Transcribe the material in full, exactly as written.

_ _ _

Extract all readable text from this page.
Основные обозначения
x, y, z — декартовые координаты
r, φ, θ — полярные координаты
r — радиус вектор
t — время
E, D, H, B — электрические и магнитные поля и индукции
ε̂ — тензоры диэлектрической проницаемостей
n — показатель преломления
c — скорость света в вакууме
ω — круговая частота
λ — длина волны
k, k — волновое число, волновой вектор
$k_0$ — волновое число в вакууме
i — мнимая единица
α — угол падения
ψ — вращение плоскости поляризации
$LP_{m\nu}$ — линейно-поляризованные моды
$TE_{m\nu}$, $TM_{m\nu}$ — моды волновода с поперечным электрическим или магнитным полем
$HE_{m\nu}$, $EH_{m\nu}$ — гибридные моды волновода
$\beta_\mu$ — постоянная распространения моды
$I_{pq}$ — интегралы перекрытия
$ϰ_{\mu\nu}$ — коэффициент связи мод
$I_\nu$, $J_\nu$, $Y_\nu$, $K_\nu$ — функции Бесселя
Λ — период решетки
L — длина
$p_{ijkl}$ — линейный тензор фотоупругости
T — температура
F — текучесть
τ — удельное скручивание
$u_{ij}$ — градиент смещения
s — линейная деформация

_ _ _

## Exercise answer
Extract all readable text from this page.
Основные обозначения
x, y, z — декартовые координаты
r, φ, θ — полярные координаты
r — радиус вектор
t — время
E, D, H, B — электрические и магнитные поля и индукции
ε̂ — тензоры диэлектрической проницаемостей
n — показатель преломления
c — скорость света в вакууме
ω — круговая частота
λ — длина волны
k, k — волновое число, волновой вектор
$k_0$ — волновое число в вакууме
i — мнимая единица
α — угол падения
ψ — вращение плоскости поляризации
$LP_{m\nu}$ — линейно-поляризованные моды
$TE_{m\nu}$, $TM_{m\nu}$ — моды волновода с поперечным электрическим или магнитным полем
$HE_{m\nu}$, $EH_{m\nu}$ — гибридные моды волновода
$\beta_\mu$ — постоянная распространения моды
$I_{pq}$ — интегралы перекрытия
$ϰ_{\mu\nu}$ — коэффициент связи мод
$I_\nu$, $J_\nu$, $Y_\nu$, $K_\nu$ — функции Бесселя
Λ — период решетки
L — длина
$p_{ijkl}$ — линейный тензор фотоупругости
T — температура
F — текучесть
τ — удельное скручивание
$u_{ij}$ — градиент смещения
s — линейная деформация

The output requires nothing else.